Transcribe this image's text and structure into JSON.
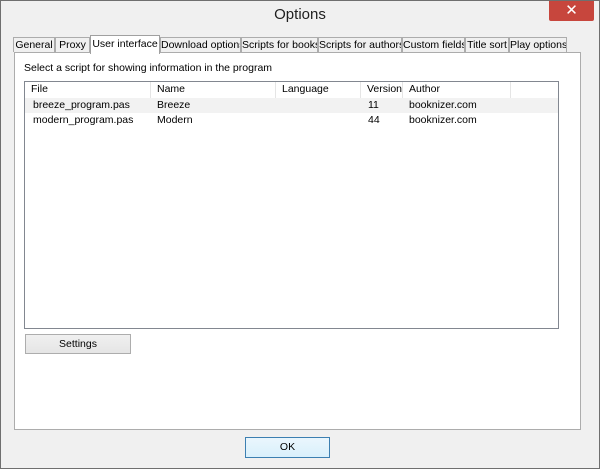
{
  "window": {
    "title": "Options",
    "close_glyph": "✕"
  },
  "tabs": [
    {
      "label": "General",
      "active": false
    },
    {
      "label": "Proxy",
      "active": false
    },
    {
      "label": "User interface",
      "active": true
    },
    {
      "label": "Download options",
      "active": false
    },
    {
      "label": "Scripts for books",
      "active": false
    },
    {
      "label": "Scripts for authors",
      "active": false
    },
    {
      "label": "Custom fields",
      "active": false
    },
    {
      "label": "Title sort",
      "active": false
    },
    {
      "label": "Play options",
      "active": false
    }
  ],
  "page": {
    "instruction": "Select a script for showing information in the program",
    "columns": [
      "File",
      "Name",
      "Language",
      "Version",
      "Author"
    ],
    "rows": [
      {
        "file": "breeze_program.pas",
        "name": "Breeze",
        "language": "",
        "version": "11",
        "author": "booknizer.com",
        "selected": true
      },
      {
        "file": "modern_program.pas",
        "name": "Modern",
        "language": "",
        "version": "44",
        "author": "booknizer.com",
        "selected": false
      }
    ],
    "settings_label": "Settings"
  },
  "footer": {
    "ok_label": "OK"
  }
}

______________________________

GIVEN EXERCISE = Print out every entry above without changing a word, and leave out the pictures.

WRITTEN SOLUTION =
Transcribe this image's text and structure into JSON.
{
  "window": {
    "title": "Options",
    "close_glyph": "✕"
  },
  "tabs": [
    {
      "label": "General",
      "active": false
    },
    {
      "label": "Proxy",
      "active": false
    },
    {
      "label": "User interface",
      "active": true
    },
    {
      "label": "Download options",
      "active": false
    },
    {
      "label": "Scripts for books",
      "active": false
    },
    {
      "label": "Scripts for authors",
      "active": false
    },
    {
      "label": "Custom fields",
      "active": false
    },
    {
      "label": "Title sort",
      "active": false
    },
    {
      "label": "Play options",
      "active": false
    }
  ],
  "page": {
    "instruction": "Select a script for showing information in the program",
    "columns": [
      "File",
      "Name",
      "Language",
      "Version",
      "Author"
    ],
    "rows": [
      {
        "file": "breeze_program.pas",
        "name": "Breeze",
        "language": "",
        "version": "11",
        "author": "booknizer.com",
        "selected": true
      },
      {
        "file": "modern_program.pas",
        "name": "Modern",
        "language": "",
        "version": "44",
        "author": "booknizer.com",
        "selected": false
      }
    ],
    "settings_label": "Settings"
  },
  "footer": {
    "ok_label": "OK"
  }
}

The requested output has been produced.